── Records for the exercise ──

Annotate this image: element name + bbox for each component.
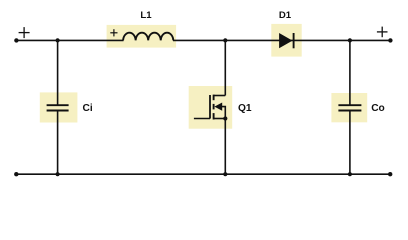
channel stubs — [213, 95, 215, 101]
wire top rail left segment — [16, 39, 123, 41]
terminal dot bottom-right — [388, 172, 392, 176]
terminal + mark top-right — [377, 27, 388, 38]
wire Q1 source branch — [224, 119, 226, 175]
wire Co branch upper — [349, 40, 351, 105]
junction node top of Q1 — [223, 38, 227, 42]
terminal dot top-right — [388, 38, 392, 42]
svg-text:Co: Co — [371, 103, 385, 114]
wire bottom rail — [16, 173, 390, 175]
terminal + mark top-left — [19, 27, 30, 38]
junction node top of Co — [348, 38, 352, 42]
svg-text:L1: L1 — [140, 10, 152, 21]
wire Ci branch lower — [57, 111, 59, 174]
junction node bottom of Ci — [56, 172, 60, 176]
junction node top of Ci — [56, 38, 60, 42]
drain internal lead — [214, 95, 226, 97]
diode D1 — [271, 24, 301, 57]
gate lead — [194, 118, 210, 120]
polarity + mark of L1 — [110, 29, 117, 36]
svg-text:D1: D1 — [279, 10, 292, 21]
transistor Q1 (N-MOSFET) — [189, 86, 233, 129]
wire Ci branch upper — [57, 40, 59, 105]
capacitor Co — [331, 93, 367, 122]
svg-text:Q1: Q1 — [238, 103, 252, 114]
junction node bottom of Q1 — [223, 172, 227, 176]
source junction dot — [223, 116, 227, 120]
body arrow — [214, 103, 222, 111]
inductor L1 — [107, 25, 177, 48]
terminal dot top-left — [14, 38, 18, 42]
junction node bottom of Co — [348, 172, 352, 176]
gate plate — [209, 95, 211, 119]
wire Co branch lower — [349, 111, 351, 174]
svg-text:Ci: Ci — [83, 103, 93, 114]
source internal lead — [214, 118, 226, 120]
wire top rail right segment — [173, 39, 390, 41]
capacitor Ci — [40, 92, 78, 122]
wire Q1 drain branch — [224, 40, 226, 95]
terminal dot bottom-left — [14, 172, 18, 176]
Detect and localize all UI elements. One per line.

───

#### Exercise
Count the lines in the data above that contain the string "wire", with case counting. Reply with the number only.

#### Exercise solution
9